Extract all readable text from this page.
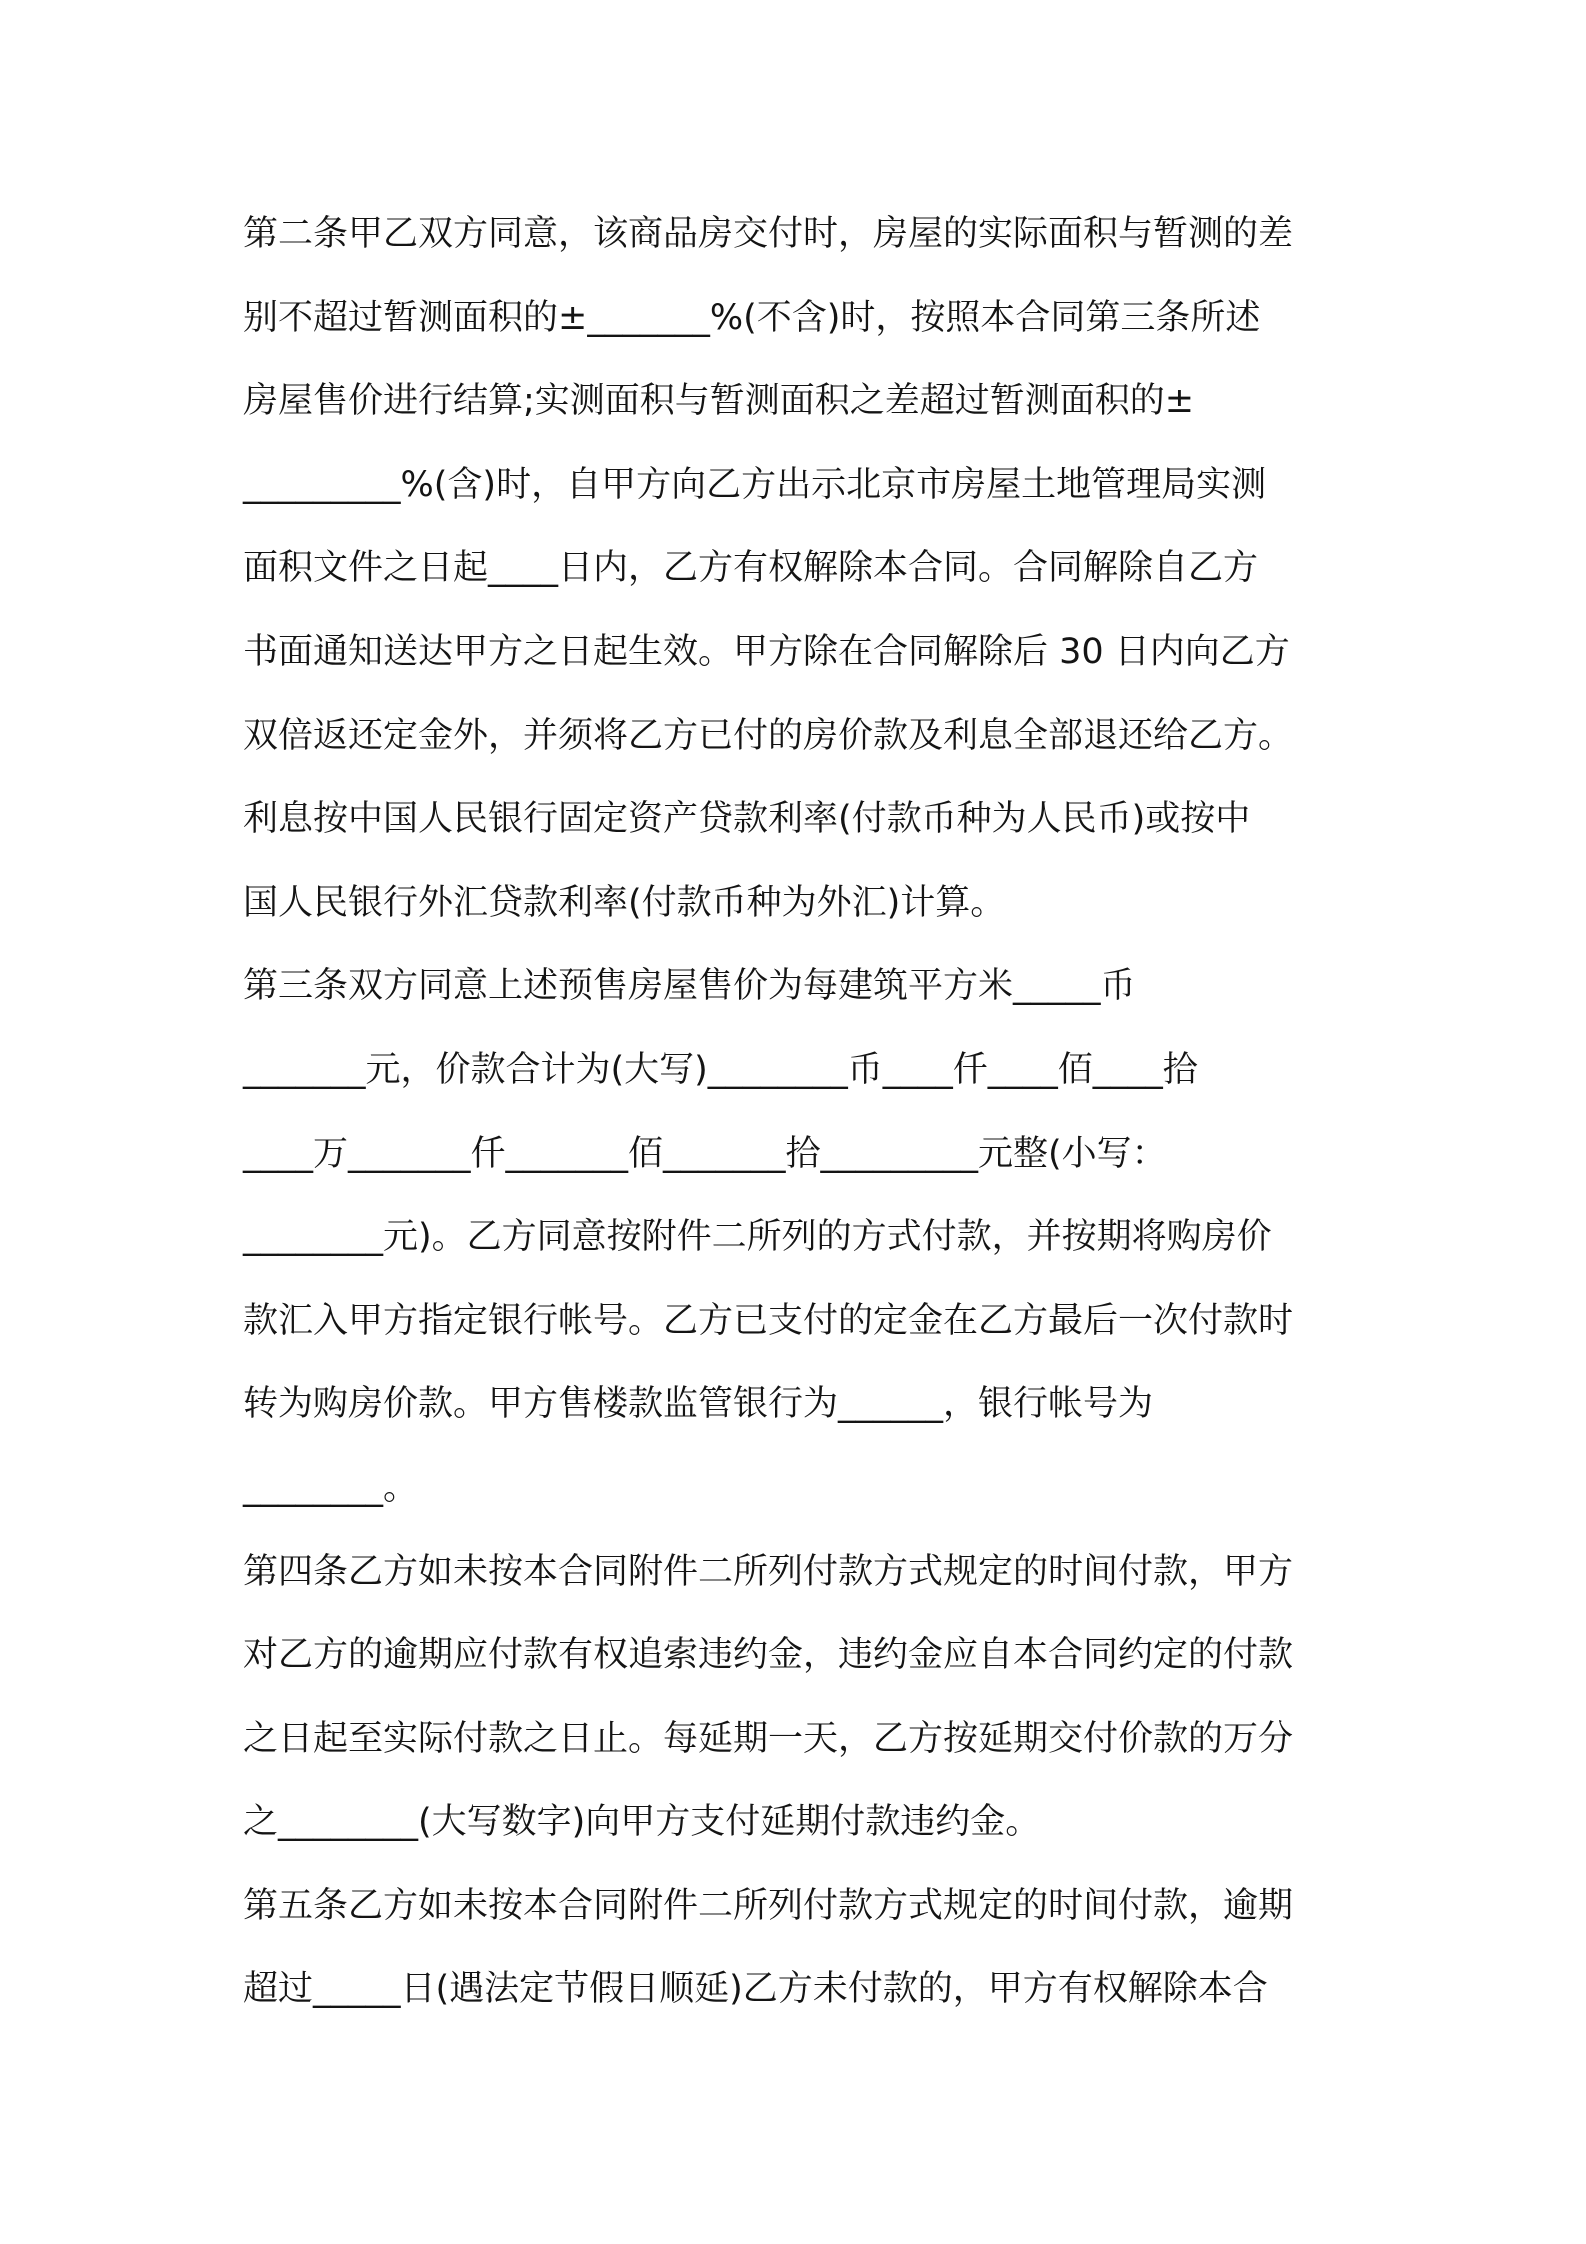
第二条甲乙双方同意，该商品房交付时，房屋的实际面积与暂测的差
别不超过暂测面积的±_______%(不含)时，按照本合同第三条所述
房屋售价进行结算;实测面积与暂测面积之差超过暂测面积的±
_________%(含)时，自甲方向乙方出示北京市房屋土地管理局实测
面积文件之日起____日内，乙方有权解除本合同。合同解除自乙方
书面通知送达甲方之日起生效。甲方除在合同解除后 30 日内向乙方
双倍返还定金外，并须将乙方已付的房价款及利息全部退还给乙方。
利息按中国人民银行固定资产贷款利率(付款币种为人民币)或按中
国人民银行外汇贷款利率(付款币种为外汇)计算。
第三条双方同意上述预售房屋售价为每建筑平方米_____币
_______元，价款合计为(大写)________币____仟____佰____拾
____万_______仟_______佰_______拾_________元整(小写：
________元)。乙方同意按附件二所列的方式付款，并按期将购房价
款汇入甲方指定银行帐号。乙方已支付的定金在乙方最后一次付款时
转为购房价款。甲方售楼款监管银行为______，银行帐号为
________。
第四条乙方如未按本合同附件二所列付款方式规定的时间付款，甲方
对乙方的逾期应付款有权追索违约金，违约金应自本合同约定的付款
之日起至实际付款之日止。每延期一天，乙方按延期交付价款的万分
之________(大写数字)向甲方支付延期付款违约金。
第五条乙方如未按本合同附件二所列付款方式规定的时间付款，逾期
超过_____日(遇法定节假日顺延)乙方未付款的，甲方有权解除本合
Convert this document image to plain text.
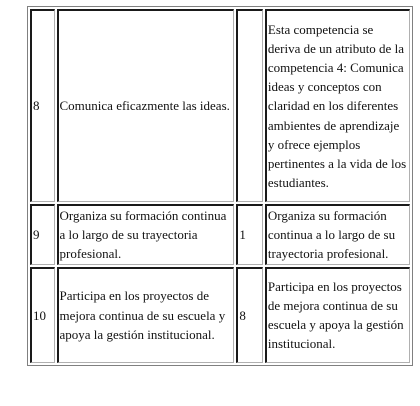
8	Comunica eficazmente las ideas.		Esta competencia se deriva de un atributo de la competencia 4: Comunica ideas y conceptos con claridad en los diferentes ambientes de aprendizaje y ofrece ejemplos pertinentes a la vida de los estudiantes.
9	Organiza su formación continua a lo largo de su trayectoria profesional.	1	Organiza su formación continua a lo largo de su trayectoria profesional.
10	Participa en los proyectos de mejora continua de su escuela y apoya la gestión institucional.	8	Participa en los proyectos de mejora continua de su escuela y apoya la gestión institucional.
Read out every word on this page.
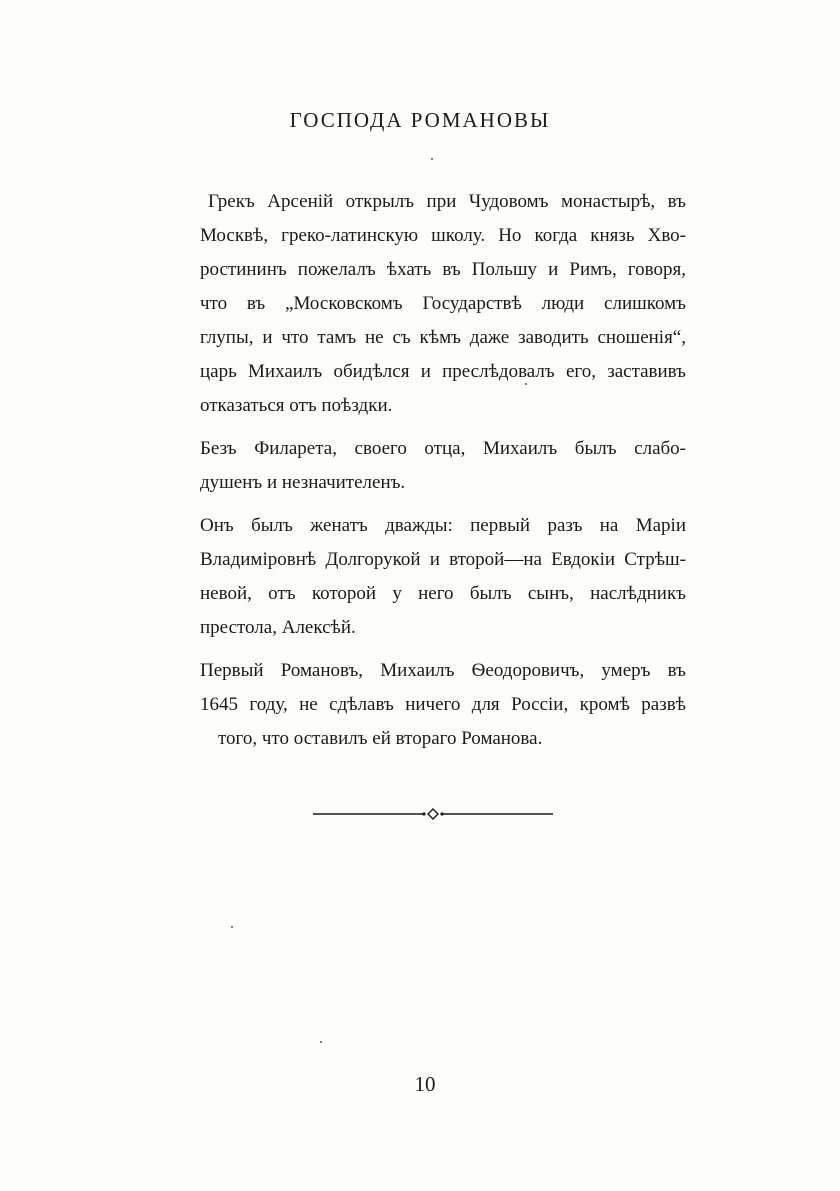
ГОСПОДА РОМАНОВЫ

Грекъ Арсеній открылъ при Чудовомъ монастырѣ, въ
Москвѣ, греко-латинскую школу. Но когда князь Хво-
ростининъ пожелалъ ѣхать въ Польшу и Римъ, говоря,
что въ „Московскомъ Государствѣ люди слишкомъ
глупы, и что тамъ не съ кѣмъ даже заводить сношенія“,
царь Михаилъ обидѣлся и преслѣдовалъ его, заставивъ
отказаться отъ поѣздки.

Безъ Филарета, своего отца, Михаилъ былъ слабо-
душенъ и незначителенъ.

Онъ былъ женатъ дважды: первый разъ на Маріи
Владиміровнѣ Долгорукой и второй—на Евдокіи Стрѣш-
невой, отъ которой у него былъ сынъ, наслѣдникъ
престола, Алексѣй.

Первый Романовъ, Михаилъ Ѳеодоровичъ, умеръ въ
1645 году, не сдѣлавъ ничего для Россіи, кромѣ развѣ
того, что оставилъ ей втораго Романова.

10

= = = =

- **Problem statement**: Write out the whole listing again, exactly, with no pictures.

- **Full answer**:
Extract all readable text from this page.
第二条甲乙双方同意，该商品房交付时，房屋的实际面积与暂测的差
别不超过暂测面积的±_______%(不含)时，按照本合同第三条所述
房屋售价进行结算;实测面积与暂测面积之差超过暂测面积的±
_________%(含)时，自甲方向乙方出示北京市房屋土地管理局实测
面积文件之日起____日内，乙方有权解除本合同。合同解除自乙方
书面通知送达甲方之日起生效。甲方除在合同解除后 30 日内向乙方
双倍返还定金外，并须将乙方已付的房价款及利息全部退还给乙方。
利息按中国人民银行固定资产贷款利率(付款币种为人民币)或按中
国人民银行外汇贷款利率(付款币种为外汇)计算。
第三条双方同意上述预售房屋售价为每建筑平方米_____币
_______元，价款合计为(大写)________币____仟____佰____拾
____万_______仟_______佰_______拾_________元整(小写：
________元)。乙方同意按附件二所列的方式付款，并按期将购房价
款汇入甲方指定银行帐号。乙方已支付的定金在乙方最后一次付款时
转为购房价款。甲方售楼款监管银行为______，银行帐号为
________。
第四条乙方如未按本合同附件二所列付款方式规定的时间付款，甲方
对乙方的逾期应付款有权追索违约金，违约金应自本合同约定的付款
之日起至实际付款之日止。每延期一天，乙方按延期交付价款的万分
之________(大写数字)向甲方支付延期付款违约金。
第五条乙方如未按本合同附件二所列付款方式规定的时间付款，逾期
超过_____日(遇法定节假日顺延)乙方未付款的，甲方有权解除本合
Convert this document image to plain text.
8	Comunica eficazmente las ideas.		Esta competencia se deriva de un atributo de la competencia 4: Comunica ideas y conceptos con claridad en los diferentes ambientes de aprendizaje y ofrece ejemplos pertinentes a la vida de los estudiantes.
9	Organiza su formación continua a lo largo de su trayectoria profesional.	1	Organiza su formación continua a lo largo de su trayectoria profesional.
10	Participa en los proyectos de mejora continua de su escuela y apoya la gestión institucional.	8	Participa en los proyectos de mejora continua de su escuela y apoya la gestión institucional.
Read out every word on this page.
ГОСПОДА РОМАНОВЫ

Грекъ Арсеній открылъ при Чудовомъ монастырѣ, въ
Москвѣ, греко-латинскую школу. Но когда князь Хво-
ростининъ пожелалъ ѣхать въ Польшу и Римъ, говоря,
что въ „Московскомъ Государствѣ люди слишкомъ
глупы, и что тамъ не съ кѣмъ даже заводить сношенія“,
царь Михаилъ обидѣлся и преслѣдовалъ его, заставивъ
отказаться отъ поѣздки.

Безъ Филарета, своего отца, Михаилъ былъ слабо-
душенъ и незначителенъ.

Онъ былъ женатъ дважды: первый разъ на Маріи
Владиміровнѣ Долгорукой и второй—на Евдокіи Стрѣш-
невой, отъ которой у него былъ сынъ, наслѣдникъ
престола, Алексѣй.

Первый Романовъ, Михаилъ Ѳеодоровичъ, умеръ въ
1645 году, не сдѣлавъ ничего для Россіи, кромѣ развѣ
того, что оставилъ ей втораго Романова.

10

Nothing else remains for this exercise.